Data provided
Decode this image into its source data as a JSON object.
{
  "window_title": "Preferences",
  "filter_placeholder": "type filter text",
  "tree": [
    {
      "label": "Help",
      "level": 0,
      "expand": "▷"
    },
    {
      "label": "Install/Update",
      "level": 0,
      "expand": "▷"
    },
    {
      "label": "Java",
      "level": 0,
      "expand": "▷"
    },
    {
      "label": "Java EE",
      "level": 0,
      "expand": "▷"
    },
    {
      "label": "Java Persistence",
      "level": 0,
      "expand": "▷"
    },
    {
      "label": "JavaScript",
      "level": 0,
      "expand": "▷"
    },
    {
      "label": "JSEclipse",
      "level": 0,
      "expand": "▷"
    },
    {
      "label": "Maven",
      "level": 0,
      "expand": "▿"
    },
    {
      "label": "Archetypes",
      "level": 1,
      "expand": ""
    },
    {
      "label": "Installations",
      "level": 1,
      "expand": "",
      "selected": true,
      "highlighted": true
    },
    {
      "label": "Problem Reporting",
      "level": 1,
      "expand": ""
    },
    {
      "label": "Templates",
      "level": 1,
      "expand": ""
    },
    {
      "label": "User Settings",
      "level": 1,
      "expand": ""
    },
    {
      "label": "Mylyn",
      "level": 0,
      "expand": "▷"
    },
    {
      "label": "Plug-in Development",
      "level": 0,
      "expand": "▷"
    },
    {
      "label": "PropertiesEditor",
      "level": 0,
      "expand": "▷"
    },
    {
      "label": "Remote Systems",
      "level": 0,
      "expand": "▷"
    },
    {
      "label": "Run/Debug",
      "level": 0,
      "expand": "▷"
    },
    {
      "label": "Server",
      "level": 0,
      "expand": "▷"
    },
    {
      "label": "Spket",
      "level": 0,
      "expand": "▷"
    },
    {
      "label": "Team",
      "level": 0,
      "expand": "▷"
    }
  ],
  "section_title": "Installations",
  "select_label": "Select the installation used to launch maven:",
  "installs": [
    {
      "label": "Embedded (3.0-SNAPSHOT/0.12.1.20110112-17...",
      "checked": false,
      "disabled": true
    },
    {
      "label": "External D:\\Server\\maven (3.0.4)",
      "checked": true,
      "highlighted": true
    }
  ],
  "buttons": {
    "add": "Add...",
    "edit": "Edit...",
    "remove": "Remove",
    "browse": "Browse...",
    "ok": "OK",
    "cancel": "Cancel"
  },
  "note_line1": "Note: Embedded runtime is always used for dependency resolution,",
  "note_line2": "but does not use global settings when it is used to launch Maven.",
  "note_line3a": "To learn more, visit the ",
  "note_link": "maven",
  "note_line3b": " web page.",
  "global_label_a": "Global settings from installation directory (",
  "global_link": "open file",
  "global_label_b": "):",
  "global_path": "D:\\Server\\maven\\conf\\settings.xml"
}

Exercise description
In the records above, find each line holding "Installations" and copy it.

Full response
      "label": "Installations",
  "section_title": "Installations",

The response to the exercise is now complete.